**WRITTEN PROBLEM**
Quote the entries that follow exactly, leaving none out.

**SUPPLIED ENTRIES**
******

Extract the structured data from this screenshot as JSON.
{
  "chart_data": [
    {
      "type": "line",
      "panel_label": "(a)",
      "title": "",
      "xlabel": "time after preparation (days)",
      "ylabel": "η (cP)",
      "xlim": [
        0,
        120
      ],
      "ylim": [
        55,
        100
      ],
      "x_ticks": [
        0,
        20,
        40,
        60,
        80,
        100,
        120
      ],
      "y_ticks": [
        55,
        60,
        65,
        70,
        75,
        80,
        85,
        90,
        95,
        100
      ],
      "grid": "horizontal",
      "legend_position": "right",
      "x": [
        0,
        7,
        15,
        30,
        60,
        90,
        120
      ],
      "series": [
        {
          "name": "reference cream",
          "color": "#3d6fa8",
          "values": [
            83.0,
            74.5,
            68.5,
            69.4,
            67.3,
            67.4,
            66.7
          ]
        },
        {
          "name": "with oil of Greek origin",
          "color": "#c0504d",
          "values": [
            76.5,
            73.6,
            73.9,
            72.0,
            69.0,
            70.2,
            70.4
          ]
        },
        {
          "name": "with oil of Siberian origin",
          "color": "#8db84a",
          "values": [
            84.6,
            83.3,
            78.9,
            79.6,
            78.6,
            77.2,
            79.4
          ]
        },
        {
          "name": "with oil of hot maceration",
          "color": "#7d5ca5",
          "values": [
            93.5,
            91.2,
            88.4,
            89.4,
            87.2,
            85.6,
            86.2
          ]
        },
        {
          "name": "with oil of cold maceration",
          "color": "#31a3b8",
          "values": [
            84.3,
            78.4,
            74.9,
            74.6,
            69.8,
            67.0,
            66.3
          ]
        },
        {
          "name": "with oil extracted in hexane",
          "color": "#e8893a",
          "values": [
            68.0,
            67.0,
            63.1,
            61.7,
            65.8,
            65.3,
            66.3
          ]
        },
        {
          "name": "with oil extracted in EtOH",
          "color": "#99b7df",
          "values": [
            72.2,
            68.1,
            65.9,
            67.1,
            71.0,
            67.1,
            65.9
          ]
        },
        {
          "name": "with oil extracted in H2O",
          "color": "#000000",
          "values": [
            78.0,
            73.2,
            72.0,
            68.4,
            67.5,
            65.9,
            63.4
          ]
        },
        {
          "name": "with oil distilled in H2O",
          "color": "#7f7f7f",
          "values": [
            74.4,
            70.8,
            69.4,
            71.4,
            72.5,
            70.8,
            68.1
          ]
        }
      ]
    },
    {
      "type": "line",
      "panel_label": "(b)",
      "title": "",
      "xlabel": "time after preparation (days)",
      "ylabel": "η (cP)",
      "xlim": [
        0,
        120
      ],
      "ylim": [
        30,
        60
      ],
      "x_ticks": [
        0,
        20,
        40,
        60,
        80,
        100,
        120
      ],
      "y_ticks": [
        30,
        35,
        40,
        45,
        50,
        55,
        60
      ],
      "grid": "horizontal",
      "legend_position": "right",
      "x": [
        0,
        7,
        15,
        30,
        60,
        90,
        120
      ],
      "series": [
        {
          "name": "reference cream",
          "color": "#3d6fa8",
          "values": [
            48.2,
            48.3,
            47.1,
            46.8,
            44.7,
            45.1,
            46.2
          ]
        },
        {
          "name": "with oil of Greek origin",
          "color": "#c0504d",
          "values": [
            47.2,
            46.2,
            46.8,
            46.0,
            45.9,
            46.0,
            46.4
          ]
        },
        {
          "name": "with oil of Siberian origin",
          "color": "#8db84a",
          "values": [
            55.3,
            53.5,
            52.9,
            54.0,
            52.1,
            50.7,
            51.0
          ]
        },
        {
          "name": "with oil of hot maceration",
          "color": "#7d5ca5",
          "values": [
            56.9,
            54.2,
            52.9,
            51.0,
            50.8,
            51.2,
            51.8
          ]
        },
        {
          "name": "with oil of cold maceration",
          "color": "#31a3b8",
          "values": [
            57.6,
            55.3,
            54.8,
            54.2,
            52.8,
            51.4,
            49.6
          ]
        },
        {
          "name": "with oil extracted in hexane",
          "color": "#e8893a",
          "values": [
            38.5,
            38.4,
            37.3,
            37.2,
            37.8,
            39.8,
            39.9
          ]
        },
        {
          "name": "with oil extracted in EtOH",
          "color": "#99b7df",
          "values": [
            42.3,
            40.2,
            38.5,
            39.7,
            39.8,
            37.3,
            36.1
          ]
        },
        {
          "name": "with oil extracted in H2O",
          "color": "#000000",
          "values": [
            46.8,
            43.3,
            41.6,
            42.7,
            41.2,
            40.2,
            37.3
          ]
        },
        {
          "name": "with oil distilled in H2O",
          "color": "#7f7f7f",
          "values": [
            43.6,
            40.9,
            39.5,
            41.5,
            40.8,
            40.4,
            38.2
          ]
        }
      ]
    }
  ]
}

******

**FULL SOLUTION**
Extract the structured data from this screenshot as JSON.
{
  "chart_data": [
    {
      "type": "line",
      "panel_label": "(a)",
      "title": "",
      "xlabel": "time after preparation (days)",
      "ylabel": "η (cP)",
      "xlim": [
        0,
        120
      ],
      "ylim": [
        55,
        100
      ],
      "x_ticks": [
        0,
        20,
        40,
        60,
        80,
        100,
        120
      ],
      "y_ticks": [
        55,
        60,
        65,
        70,
        75,
        80,
        85,
        90,
        95,
        100
      ],
      "grid": "horizontal",
      "legend_position": "right",
      "x": [
        0,
        7,
        15,
        30,
        60,
        90,
        120
      ],
      "series": [
        {
          "name": "reference cream",
          "color": "#3d6fa8",
          "values": [
            83.0,
            74.5,
            68.5,
            69.4,
            67.3,
            67.4,
            66.7
          ]
        },
        {
          "name": "with oil of Greek origin",
          "color": "#c0504d",
          "values": [
            76.5,
            73.6,
            73.9,
            72.0,
            69.0,
            70.2,
            70.4
          ]
        },
        {
          "name": "with oil of Siberian origin",
          "color": "#8db84a",
          "values": [
            84.6,
            83.3,
            78.9,
            79.6,
            78.6,
            77.2,
            79.4
          ]
        },
        {
          "name": "with oil of hot maceration",
          "color": "#7d5ca5",
          "values": [
            93.5,
            91.2,
            88.4,
            89.4,
            87.2,
            85.6,
            86.2
          ]
        },
        {
          "name": "with oil of cold maceration",
          "color": "#31a3b8",
          "values": [
            84.3,
            78.4,
            74.9,
            74.6,
            69.8,
            67.0,
            66.3
          ]
        },
        {
          "name": "with oil extracted in hexane",
          "color": "#e8893a",
          "values": [
            68.0,
            67.0,
            63.1,
            61.7,
            65.8,
            65.3,
            66.3
          ]
        },
        {
          "name": "with oil extracted in EtOH",
          "color": "#99b7df",
          "values": [
            72.2,
            68.1,
            65.9,
            67.1,
            71.0,
            67.1,
            65.9
          ]
        },
        {
          "name": "with oil extracted in H2O",
          "color": "#000000",
          "values": [
            78.0,
            73.2,
            72.0,
            68.4,
            67.5,
            65.9,
            63.4
          ]
        },
        {
          "name": "with oil distilled in H2O",
          "color": "#7f7f7f",
          "values": [
            74.4,
            70.8,
            69.4,
            71.4,
            72.5,
            70.8,
            68.1
          ]
        }
      ]
    },
    {
      "type": "line",
      "panel_label": "(b)",
      "title": "",
      "xlabel": "time after preparation (days)",
      "ylabel": "η (cP)",
      "xlim": [
        0,
        120
      ],
      "ylim": [
        30,
        60
      ],
      "x_ticks": [
        0,
        20,
        40,
        60,
        80,
        100,
        120
      ],
      "y_ticks": [
        30,
        35,
        40,
        45,
        50,
        55,
        60
      ],
      "grid": "horizontal",
      "legend_position": "right",
      "x": [
        0,
        7,
        15,
        30,
        60,
        90,
        120
      ],
      "series": [
        {
          "name": "reference cream",
          "color": "#3d6fa8",
          "values": [
            48.2,
            48.3,
            47.1,
            46.8,
            44.7,
            45.1,
            46.2
          ]
        },
        {
          "name": "with oil of Greek origin",
          "color": "#c0504d",
          "values": [
            47.2,
            46.2,
            46.8,
            46.0,
            45.9,
            46.0,
            46.4
          ]
        },
        {
          "name": "with oil of Siberian origin",
          "color": "#8db84a",
          "values": [
            55.3,
            53.5,
            52.9,
            54.0,
            52.1,
            50.7,
            51.0
          ]
        },
        {
          "name": "with oil of hot maceration",
          "color": "#7d5ca5",
          "values": [
            56.9,
            54.2,
            52.9,
            51.0,
            50.8,
            51.2,
            51.8
          ]
        },
        {
          "name": "with oil of cold maceration",
          "color": "#31a3b8",
          "values": [
            57.6,
            55.3,
            54.8,
            54.2,
            52.8,
            51.4,
            49.6
          ]
        },
        {
          "name": "with oil extracted in hexane",
          "color": "#e8893a",
          "values": [
            38.5,
            38.4,
            37.3,
            37.2,
            37.8,
            39.8,
            39.9
          ]
        },
        {
          "name": "with oil extracted in EtOH",
          "color": "#99b7df",
          "values": [
            42.3,
            40.2,
            38.5,
            39.7,
            39.8,
            37.3,
            36.1
          ]
        },
        {
          "name": "with oil extracted in H2O",
          "color": "#000000",
          "values": [
            46.8,
            43.3,
            41.6,
            42.7,
            41.2,
            40.2,
            37.3
          ]
        },
        {
          "name": "with oil distilled in H2O",
          "color": "#7f7f7f",
          "values": [
            43.6,
            40.9,
            39.5,
            41.5,
            40.8,
            40.4,
            38.2
          ]
        }
      ]
    }
  ]
}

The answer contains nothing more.